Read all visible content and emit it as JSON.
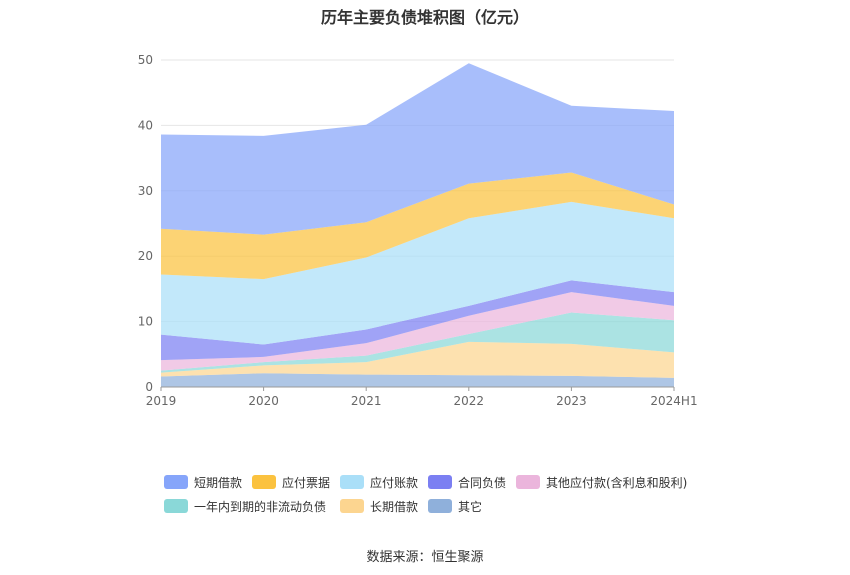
{
  "chart_data": {
    "type": "area",
    "title": "历年主要负债堆积图（亿元）",
    "categories": [
      "2019",
      "2020",
      "2021",
      "2022",
      "2023",
      "2024H1"
    ],
    "ylim": [
      0,
      50
    ],
    "yticks": [
      0,
      10,
      20,
      30,
      40,
      50
    ],
    "grid": true,
    "legend_position": "bottom",
    "stacked": true,
    "series": [
      {
        "name": "其它",
        "color": "#8fb0db",
        "values": [
          1.6,
          2.1,
          1.9,
          1.8,
          1.7,
          1.4
        ]
      },
      {
        "name": "长期借款",
        "color": "#fcd590",
        "values": [
          0.6,
          1.2,
          1.9,
          5.1,
          4.9,
          3.9
        ]
      },
      {
        "name": "一年内到期的非流动负债",
        "color": "#8ad8d8",
        "values": [
          0.3,
          0.5,
          1.0,
          1.2,
          4.8,
          4.9
        ]
      },
      {
        "name": "其他应付款(含利息和股利)",
        "color": "#ebb5dc",
        "values": [
          1.6,
          0.8,
          1.9,
          2.8,
          3.1,
          2.2
        ]
      },
      {
        "name": "合同负债",
        "color": "#7b7ff2",
        "values": [
          3.9,
          1.9,
          2.1,
          1.5,
          1.8,
          2.1
        ]
      },
      {
        "name": "应付账款",
        "color": "#aadff8",
        "values": [
          9.2,
          10.0,
          11.0,
          13.4,
          12.0,
          11.3
        ]
      },
      {
        "name": "应付票据",
        "color": "#fbc23f",
        "values": [
          7.0,
          6.8,
          5.4,
          5.3,
          4.5,
          2.1
        ]
      },
      {
        "name": "短期借款",
        "color": "#86a5fa",
        "values": [
          14.4,
          15.1,
          14.9,
          18.4,
          10.2,
          14.3
        ]
      }
    ],
    "legend_order": [
      "短期借款",
      "应付票据",
      "应付账款",
      "合同负债",
      "其他应付款(含利息和股利)",
      "一年内到期的非流动负债",
      "长期借款",
      "其它"
    ]
  },
  "source": "数据来源：恒生聚源"
}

● **WHAT IS REQUIRED**
Quote all the lines above exactly as given. Do not include the pictures.

● **RESPONSE TO THE EXERCISE**
Read all visible content and emit it as JSON.
{
  "chart_data": {
    "type": "area",
    "title": "历年主要负债堆积图（亿元）",
    "categories": [
      "2019",
      "2020",
      "2021",
      "2022",
      "2023",
      "2024H1"
    ],
    "ylim": [
      0,
      50
    ],
    "yticks": [
      0,
      10,
      20,
      30,
      40,
      50
    ],
    "grid": true,
    "legend_position": "bottom",
    "stacked": true,
    "series": [
      {
        "name": "其它",
        "color": "#8fb0db",
        "values": [
          1.6,
          2.1,
          1.9,
          1.8,
          1.7,
          1.4
        ]
      },
      {
        "name": "长期借款",
        "color": "#fcd590",
        "values": [
          0.6,
          1.2,
          1.9,
          5.1,
          4.9,
          3.9
        ]
      },
      {
        "name": "一年内到期的非流动负债",
        "color": "#8ad8d8",
        "values": [
          0.3,
          0.5,
          1.0,
          1.2,
          4.8,
          4.9
        ]
      },
      {
        "name": "其他应付款(含利息和股利)",
        "color": "#ebb5dc",
        "values": [
          1.6,
          0.8,
          1.9,
          2.8,
          3.1,
          2.2
        ]
      },
      {
        "name": "合同负债",
        "color": "#7b7ff2",
        "values": [
          3.9,
          1.9,
          2.1,
          1.5,
          1.8,
          2.1
        ]
      },
      {
        "name": "应付账款",
        "color": "#aadff8",
        "values": [
          9.2,
          10.0,
          11.0,
          13.4,
          12.0,
          11.3
        ]
      },
      {
        "name": "应付票据",
        "color": "#fbc23f",
        "values": [
          7.0,
          6.8,
          5.4,
          5.3,
          4.5,
          2.1
        ]
      },
      {
        "name": "短期借款",
        "color": "#86a5fa",
        "values": [
          14.4,
          15.1,
          14.9,
          18.4,
          10.2,
          14.3
        ]
      }
    ],
    "legend_order": [
      "短期借款",
      "应付票据",
      "应付账款",
      "合同负债",
      "其他应付款(含利息和股利)",
      "一年内到期的非流动负债",
      "长期借款",
      "其它"
    ]
  },
  "source": "数据来源：恒生聚源"
}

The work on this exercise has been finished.